Stored data:
........

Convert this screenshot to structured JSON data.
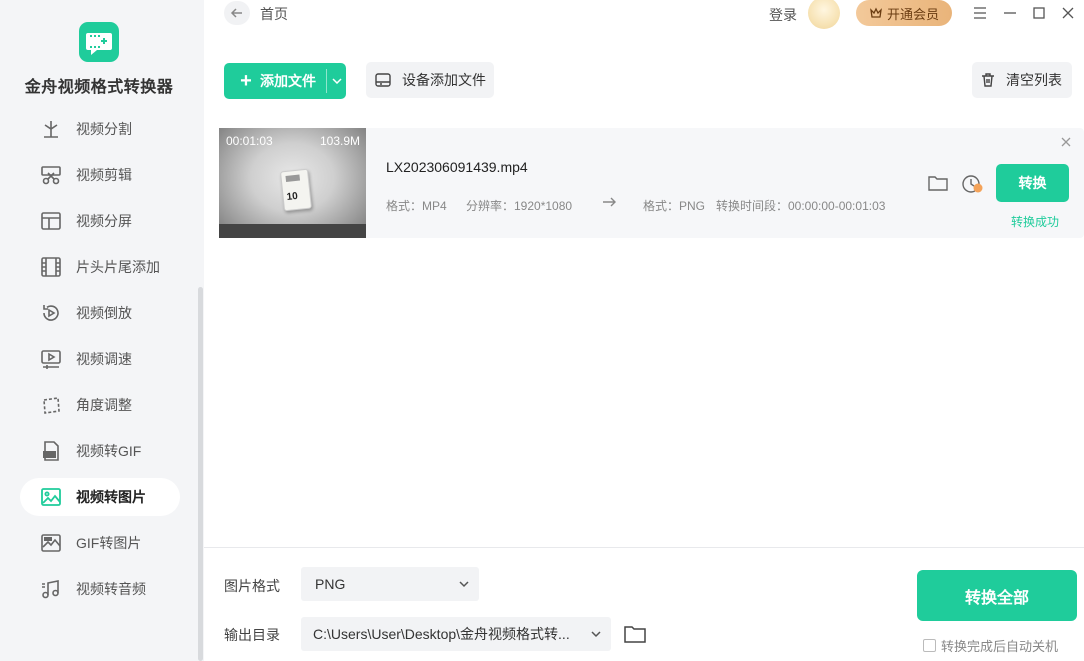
{
  "app": {
    "title": "金舟视频格式转换器"
  },
  "sidebar": {
    "items": [
      {
        "label": "视频分割",
        "icon": "split-icon"
      },
      {
        "label": "视频剪辑",
        "icon": "scissors-icon"
      },
      {
        "label": "视频分屏",
        "icon": "layout-icon"
      },
      {
        "label": "片头片尾添加",
        "icon": "film-strip-icon"
      },
      {
        "label": "视频倒放",
        "icon": "rewind-icon"
      },
      {
        "label": "视频调速",
        "icon": "monitor-speed-icon"
      },
      {
        "label": "角度调整",
        "icon": "rotate-icon"
      },
      {
        "label": "视频转GIF",
        "icon": "gif-file-icon"
      },
      {
        "label": "视频转图片",
        "icon": "image-icon",
        "active": true
      },
      {
        "label": "GIF转图片",
        "icon": "gif-image-icon"
      },
      {
        "label": "视频转音频",
        "icon": "music-icon"
      }
    ]
  },
  "topbar": {
    "breadcrumb": "首页",
    "login": "登录",
    "vip": "开通会员"
  },
  "toolbar": {
    "add_file": "添加文件",
    "device_add": "设备添加文件",
    "clear_list": "清空列表"
  },
  "files": [
    {
      "duration": "00:01:03",
      "size": "103.9M",
      "thumb_text": "10",
      "name": "LX202306091439.mp4",
      "src_format": "格式：MP4",
      "resolution": "分辨率：1920*1080",
      "dst_format": "格式：PNG",
      "time_range": "转换时间段：00:00:00-00:01:03",
      "convert_label": "转换",
      "status": "转换成功"
    }
  ],
  "bottom": {
    "format_label": "图片格式",
    "format_value": "PNG",
    "output_label": "输出目录",
    "output_value": "C:\\Users\\User\\Desktop\\金舟视频格式转...",
    "convert_all": "转换全部",
    "shutdown_label": "转换完成后自动关机"
  },
  "colors": {
    "accent": "#1fcc9b",
    "vip_bg": "#f3c99a"
  }
}
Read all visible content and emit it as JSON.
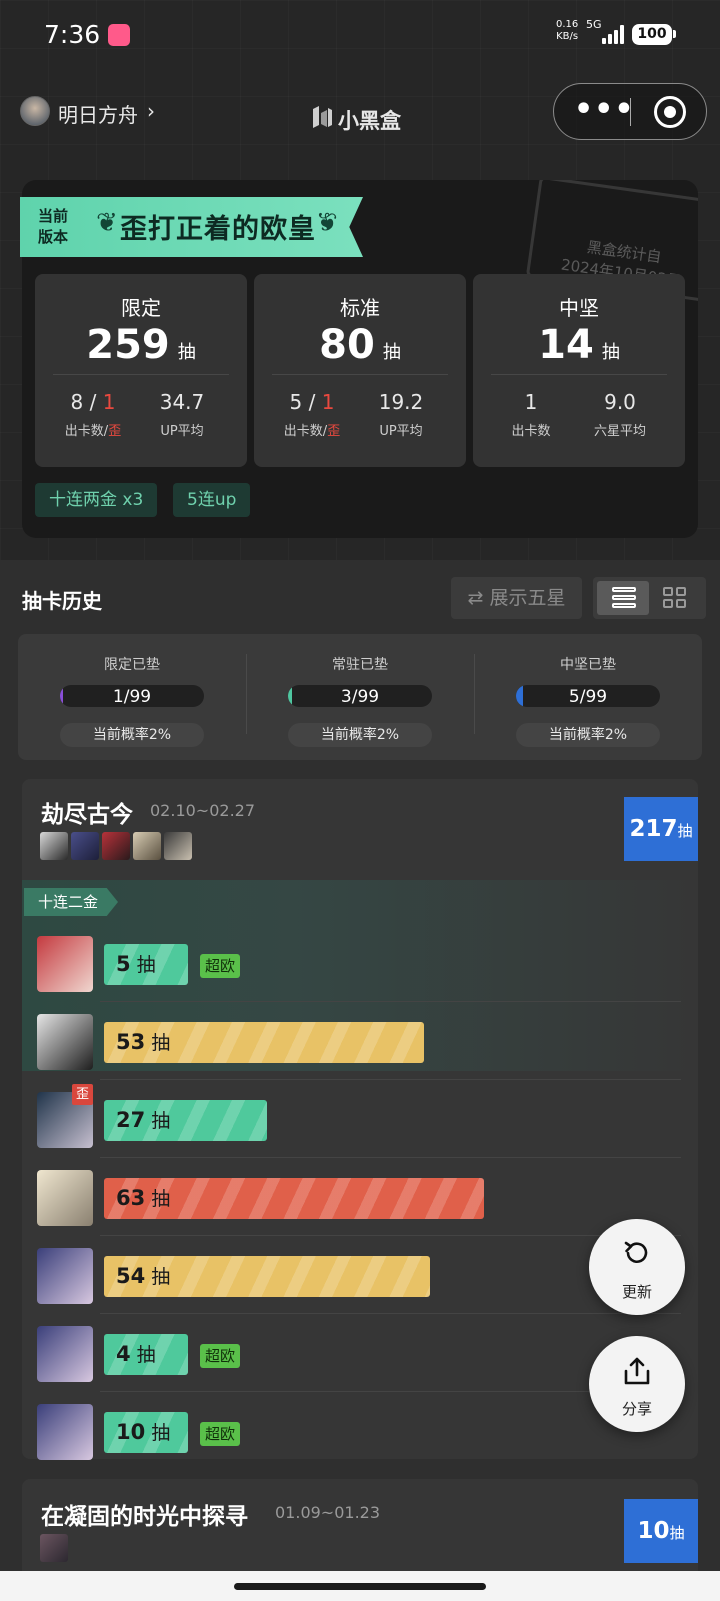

........

Collect each line above holding the string "JSON".

Convert this screenshot to structured JSON data.
Read all visible content and emit it as JSON.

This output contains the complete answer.